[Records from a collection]
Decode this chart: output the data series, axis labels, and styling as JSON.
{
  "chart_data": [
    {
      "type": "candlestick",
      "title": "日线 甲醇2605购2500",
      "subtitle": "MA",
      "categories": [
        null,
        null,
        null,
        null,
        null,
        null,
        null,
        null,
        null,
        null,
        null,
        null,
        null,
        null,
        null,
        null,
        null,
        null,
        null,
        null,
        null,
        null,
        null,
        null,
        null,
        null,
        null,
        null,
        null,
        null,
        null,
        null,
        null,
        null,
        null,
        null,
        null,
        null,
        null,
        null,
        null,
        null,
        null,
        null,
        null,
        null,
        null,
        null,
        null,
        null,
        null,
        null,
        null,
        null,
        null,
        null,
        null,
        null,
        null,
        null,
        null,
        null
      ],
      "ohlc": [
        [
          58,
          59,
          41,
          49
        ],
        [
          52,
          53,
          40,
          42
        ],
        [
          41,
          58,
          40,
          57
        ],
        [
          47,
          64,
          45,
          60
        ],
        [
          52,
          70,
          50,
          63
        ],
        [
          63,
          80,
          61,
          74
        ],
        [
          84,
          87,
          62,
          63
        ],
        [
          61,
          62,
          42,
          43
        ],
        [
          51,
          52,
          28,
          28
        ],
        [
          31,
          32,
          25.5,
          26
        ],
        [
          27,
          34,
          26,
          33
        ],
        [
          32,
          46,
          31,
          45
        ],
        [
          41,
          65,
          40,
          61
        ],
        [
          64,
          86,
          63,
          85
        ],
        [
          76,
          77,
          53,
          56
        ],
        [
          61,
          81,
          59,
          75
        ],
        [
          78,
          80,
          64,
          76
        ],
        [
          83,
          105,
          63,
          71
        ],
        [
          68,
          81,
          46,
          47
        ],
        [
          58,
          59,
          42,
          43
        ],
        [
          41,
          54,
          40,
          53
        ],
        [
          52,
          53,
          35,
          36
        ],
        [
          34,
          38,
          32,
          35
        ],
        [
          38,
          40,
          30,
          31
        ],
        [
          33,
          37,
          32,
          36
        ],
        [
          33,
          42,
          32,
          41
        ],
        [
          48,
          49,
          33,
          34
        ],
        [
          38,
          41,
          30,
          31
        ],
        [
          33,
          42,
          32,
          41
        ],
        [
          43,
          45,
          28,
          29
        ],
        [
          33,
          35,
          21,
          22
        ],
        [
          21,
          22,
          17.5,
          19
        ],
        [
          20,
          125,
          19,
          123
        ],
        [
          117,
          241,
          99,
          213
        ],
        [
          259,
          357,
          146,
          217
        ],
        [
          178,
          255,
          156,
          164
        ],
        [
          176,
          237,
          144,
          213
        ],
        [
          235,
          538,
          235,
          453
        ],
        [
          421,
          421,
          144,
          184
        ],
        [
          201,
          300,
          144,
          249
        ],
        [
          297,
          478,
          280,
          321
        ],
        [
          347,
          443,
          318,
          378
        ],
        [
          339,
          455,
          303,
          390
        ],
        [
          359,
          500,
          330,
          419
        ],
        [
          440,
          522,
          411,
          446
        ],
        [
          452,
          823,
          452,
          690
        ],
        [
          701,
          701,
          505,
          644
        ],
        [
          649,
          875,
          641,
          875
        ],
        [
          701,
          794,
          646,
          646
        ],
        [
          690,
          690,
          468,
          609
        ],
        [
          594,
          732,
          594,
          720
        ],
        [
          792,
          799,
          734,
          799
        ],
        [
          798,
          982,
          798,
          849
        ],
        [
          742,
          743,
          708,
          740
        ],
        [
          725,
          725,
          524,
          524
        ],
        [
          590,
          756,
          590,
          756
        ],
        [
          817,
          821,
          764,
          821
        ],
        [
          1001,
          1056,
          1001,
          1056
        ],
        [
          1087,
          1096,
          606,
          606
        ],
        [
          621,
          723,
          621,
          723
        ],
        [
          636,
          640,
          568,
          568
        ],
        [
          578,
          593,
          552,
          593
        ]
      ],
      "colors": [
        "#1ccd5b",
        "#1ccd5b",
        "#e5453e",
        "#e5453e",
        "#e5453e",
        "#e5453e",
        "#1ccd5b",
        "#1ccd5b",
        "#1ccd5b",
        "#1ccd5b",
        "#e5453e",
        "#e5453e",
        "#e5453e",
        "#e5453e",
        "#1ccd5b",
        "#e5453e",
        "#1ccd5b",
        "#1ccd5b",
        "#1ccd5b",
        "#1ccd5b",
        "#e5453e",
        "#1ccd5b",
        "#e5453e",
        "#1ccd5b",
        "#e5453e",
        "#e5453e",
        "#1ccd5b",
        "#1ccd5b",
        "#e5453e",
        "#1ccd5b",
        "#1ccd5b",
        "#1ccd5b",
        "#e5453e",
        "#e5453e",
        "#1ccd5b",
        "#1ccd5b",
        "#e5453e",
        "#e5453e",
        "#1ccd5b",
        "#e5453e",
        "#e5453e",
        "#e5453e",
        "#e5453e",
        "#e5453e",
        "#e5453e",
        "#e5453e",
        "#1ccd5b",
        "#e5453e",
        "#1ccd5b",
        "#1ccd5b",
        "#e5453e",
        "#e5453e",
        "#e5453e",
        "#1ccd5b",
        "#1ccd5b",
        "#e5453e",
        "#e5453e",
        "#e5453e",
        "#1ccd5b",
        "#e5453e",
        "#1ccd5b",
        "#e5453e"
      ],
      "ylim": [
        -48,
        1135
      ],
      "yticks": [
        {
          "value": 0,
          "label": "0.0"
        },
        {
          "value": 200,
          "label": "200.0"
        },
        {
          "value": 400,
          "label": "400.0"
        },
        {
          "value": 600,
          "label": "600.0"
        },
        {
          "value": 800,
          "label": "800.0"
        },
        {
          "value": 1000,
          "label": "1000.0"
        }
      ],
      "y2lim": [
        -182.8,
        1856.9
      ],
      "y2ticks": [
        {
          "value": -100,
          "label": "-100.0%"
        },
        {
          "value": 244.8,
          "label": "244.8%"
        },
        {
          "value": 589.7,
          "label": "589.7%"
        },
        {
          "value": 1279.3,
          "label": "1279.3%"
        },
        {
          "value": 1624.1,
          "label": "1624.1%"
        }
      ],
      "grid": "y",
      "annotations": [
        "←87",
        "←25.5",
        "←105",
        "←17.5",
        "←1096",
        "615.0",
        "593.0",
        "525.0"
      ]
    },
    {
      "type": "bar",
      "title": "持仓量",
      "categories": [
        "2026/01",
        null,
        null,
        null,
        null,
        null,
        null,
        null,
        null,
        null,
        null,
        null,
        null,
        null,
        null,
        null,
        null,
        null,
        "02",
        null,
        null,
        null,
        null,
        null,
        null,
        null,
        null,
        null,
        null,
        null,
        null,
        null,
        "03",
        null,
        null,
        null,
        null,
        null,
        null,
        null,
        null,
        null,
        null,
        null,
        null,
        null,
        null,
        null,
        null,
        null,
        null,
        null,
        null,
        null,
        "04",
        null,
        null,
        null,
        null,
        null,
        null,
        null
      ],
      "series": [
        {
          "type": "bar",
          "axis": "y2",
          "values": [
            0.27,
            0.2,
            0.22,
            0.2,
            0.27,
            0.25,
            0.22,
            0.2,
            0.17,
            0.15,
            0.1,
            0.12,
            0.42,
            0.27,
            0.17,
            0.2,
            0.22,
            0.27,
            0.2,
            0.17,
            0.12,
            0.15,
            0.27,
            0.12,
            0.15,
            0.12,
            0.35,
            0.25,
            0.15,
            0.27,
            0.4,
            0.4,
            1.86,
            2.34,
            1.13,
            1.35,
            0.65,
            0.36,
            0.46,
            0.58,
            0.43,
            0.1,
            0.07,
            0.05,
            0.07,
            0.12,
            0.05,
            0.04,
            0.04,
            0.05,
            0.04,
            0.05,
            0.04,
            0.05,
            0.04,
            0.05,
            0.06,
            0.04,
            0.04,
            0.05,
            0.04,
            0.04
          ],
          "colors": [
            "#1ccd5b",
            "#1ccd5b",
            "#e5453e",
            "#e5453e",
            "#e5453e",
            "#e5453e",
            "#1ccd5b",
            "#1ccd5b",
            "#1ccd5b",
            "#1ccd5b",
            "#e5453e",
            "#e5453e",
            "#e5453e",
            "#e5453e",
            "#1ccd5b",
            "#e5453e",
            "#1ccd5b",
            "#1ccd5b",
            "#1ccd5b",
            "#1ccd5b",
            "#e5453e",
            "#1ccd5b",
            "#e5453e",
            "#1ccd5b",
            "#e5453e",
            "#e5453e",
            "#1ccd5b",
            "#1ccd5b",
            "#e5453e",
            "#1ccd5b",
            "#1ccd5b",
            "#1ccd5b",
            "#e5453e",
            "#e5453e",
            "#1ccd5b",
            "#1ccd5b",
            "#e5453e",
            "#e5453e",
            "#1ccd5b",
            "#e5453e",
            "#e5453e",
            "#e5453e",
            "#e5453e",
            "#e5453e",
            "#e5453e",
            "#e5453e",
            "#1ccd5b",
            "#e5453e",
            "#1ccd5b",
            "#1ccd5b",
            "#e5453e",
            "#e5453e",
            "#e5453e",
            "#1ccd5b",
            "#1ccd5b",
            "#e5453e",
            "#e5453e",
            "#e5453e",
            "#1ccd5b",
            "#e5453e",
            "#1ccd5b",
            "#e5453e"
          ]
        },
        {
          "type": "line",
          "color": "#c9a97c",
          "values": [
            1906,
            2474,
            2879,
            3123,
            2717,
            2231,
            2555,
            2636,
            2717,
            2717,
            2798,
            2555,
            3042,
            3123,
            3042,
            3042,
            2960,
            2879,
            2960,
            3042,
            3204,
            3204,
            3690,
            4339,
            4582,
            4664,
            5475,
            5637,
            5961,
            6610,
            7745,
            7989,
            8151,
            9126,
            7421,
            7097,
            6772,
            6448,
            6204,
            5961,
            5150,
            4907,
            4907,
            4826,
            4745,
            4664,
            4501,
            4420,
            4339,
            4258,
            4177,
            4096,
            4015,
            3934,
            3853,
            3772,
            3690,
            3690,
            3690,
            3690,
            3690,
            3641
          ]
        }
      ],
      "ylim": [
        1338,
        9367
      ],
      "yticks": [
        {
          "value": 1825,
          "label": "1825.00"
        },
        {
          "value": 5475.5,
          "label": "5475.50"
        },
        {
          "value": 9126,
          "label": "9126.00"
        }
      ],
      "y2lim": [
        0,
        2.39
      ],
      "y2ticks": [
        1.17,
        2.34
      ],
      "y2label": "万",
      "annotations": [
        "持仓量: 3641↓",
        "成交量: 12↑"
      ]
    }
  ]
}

**THE EXERCISE:** Where a line contains the string "type", extract that line.

**OUTPUT:**
      "type": "candlestick",
      "type": "bar",
          "type": "bar",
          "type": "line",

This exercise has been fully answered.